▶ **STATED TASK**
Work out how many lines hold the string "Compressor". Give that number and nothing more.

— Begin SUPPLIED DATA —

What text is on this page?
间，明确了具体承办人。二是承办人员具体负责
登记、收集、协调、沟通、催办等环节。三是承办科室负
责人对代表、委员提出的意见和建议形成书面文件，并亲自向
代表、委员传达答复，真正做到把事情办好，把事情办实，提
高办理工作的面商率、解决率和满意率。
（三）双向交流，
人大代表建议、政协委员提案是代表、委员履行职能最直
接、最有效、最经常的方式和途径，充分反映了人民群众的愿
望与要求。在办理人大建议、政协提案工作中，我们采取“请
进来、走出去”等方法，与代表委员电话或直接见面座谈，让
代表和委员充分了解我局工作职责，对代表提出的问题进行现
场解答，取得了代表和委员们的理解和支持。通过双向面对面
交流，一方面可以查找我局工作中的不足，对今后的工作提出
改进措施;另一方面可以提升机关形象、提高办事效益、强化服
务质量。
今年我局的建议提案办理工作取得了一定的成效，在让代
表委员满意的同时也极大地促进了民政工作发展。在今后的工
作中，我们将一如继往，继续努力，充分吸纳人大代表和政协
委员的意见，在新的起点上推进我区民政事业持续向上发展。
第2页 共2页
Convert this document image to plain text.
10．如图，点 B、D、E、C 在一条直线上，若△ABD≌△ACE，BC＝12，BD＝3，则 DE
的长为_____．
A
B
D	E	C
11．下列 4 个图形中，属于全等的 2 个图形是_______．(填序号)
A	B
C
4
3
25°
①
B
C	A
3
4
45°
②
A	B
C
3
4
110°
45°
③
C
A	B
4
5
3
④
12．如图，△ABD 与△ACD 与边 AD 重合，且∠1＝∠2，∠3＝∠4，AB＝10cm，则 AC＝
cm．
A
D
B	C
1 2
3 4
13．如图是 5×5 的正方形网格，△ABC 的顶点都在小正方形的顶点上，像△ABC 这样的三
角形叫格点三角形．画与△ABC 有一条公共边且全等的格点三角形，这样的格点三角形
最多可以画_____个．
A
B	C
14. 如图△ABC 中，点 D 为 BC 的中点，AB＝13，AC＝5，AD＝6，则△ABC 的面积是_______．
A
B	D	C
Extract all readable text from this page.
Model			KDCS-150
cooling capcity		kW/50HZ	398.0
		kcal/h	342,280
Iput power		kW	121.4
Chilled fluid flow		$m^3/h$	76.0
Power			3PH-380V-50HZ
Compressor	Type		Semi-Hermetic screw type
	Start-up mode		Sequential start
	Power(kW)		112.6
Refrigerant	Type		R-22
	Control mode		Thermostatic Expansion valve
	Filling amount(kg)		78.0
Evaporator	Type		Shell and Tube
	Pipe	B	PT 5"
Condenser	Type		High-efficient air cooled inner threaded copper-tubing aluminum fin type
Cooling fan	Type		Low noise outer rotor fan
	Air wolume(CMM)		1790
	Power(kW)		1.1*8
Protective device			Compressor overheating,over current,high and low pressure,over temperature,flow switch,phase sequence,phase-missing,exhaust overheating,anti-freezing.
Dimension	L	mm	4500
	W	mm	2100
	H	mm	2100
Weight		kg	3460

— End SUPPLIED DATA —

▶ **EXERCISE SOLUTION**
2